[BEGIN RECORDS]

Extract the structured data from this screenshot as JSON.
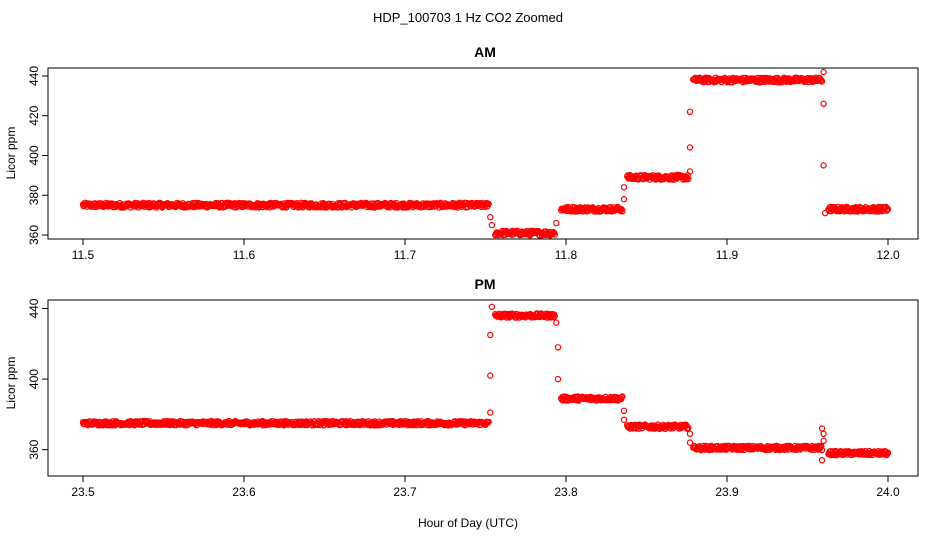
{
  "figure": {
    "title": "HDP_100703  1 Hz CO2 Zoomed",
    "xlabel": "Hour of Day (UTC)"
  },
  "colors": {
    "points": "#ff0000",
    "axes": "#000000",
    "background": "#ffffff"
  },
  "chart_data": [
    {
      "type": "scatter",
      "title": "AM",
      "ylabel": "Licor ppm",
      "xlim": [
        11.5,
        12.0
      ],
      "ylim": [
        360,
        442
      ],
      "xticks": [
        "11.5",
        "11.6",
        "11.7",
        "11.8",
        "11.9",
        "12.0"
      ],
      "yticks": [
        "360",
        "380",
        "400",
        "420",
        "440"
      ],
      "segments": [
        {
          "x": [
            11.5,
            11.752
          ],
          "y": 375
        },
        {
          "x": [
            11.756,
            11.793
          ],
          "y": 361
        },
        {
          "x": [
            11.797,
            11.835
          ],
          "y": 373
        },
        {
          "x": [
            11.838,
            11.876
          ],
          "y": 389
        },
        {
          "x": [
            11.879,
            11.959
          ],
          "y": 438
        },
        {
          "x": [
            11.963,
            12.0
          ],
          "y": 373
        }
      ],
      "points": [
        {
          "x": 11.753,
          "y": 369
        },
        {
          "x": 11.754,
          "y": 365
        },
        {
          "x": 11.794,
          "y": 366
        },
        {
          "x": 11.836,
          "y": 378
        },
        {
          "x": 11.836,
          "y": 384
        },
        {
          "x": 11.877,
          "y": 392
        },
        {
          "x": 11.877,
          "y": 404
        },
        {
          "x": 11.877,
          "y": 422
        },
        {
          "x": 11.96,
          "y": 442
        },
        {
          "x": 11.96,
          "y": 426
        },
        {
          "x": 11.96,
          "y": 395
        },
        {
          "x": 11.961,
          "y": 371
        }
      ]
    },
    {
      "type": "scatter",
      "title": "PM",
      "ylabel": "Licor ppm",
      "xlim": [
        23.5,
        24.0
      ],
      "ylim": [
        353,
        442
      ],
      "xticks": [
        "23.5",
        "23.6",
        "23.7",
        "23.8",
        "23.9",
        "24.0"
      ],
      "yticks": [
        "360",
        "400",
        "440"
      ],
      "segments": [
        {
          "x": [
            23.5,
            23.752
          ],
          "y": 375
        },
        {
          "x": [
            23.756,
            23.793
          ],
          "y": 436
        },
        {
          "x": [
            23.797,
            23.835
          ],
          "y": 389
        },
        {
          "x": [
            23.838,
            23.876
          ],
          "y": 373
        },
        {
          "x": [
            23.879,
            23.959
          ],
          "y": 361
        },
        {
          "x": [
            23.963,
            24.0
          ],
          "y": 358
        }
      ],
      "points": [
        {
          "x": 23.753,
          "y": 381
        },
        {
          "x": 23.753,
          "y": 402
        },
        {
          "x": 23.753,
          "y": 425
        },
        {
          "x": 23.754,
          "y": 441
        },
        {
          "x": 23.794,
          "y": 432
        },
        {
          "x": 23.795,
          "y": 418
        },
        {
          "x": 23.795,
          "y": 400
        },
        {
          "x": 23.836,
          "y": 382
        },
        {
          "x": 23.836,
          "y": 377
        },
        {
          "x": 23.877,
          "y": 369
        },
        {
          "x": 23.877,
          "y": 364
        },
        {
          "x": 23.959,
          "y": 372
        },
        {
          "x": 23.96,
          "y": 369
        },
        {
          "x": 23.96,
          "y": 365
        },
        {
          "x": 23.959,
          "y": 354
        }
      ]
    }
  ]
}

[END RECORDS]
[BEGIN RECORDS]

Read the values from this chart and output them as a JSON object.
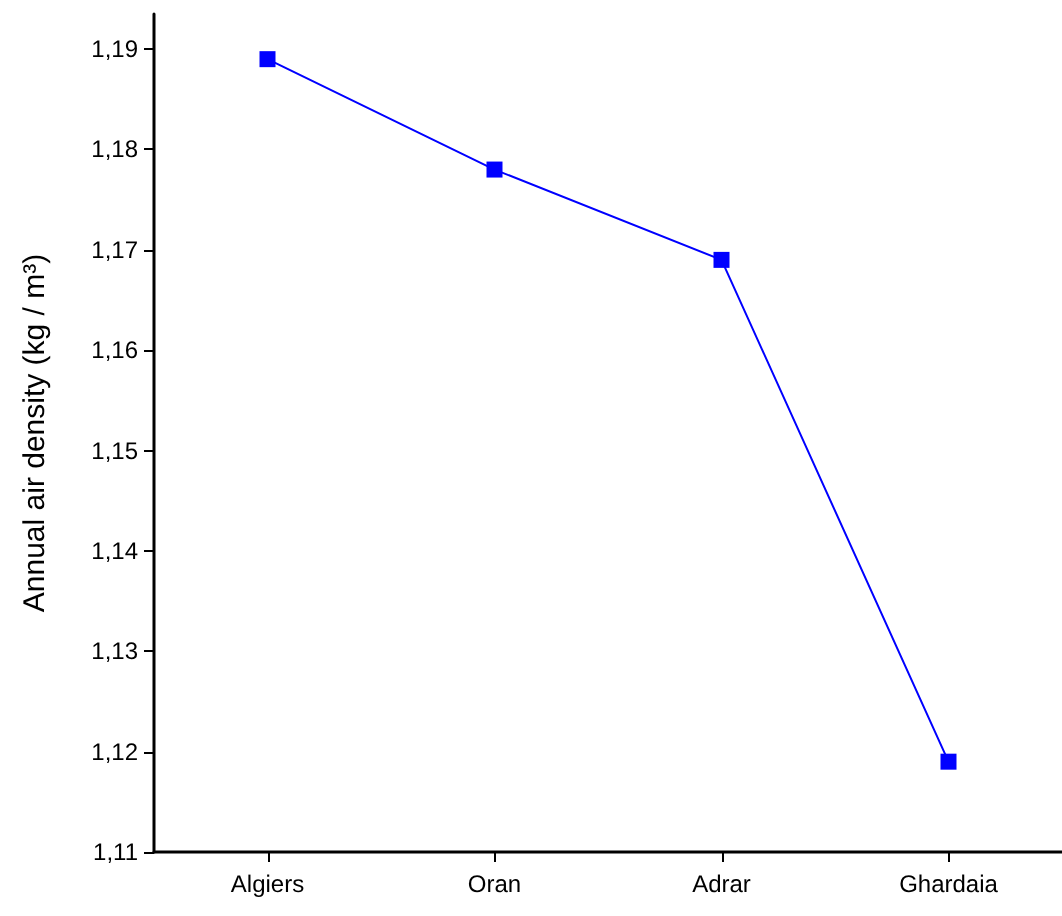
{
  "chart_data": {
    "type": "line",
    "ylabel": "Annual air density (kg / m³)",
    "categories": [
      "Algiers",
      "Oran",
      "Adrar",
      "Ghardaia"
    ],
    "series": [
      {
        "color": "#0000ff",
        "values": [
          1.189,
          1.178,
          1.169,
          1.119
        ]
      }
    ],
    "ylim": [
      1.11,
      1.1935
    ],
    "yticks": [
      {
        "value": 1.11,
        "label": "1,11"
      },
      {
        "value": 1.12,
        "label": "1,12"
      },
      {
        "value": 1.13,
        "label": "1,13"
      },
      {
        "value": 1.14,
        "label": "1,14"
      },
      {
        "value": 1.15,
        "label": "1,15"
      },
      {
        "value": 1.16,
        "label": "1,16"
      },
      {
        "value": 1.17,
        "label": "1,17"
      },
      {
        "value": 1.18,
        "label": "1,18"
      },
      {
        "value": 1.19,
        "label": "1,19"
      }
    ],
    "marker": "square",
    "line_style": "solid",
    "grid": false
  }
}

[END RECORDS]

- TASK OBJECTIVE
Go through the data above and find the lines with the word "from". Copy each of those lines.

- TASK SOLUTION
Extract the structured data from this screenshot as JSON.
Read the values from this chart and output them as a JSON object.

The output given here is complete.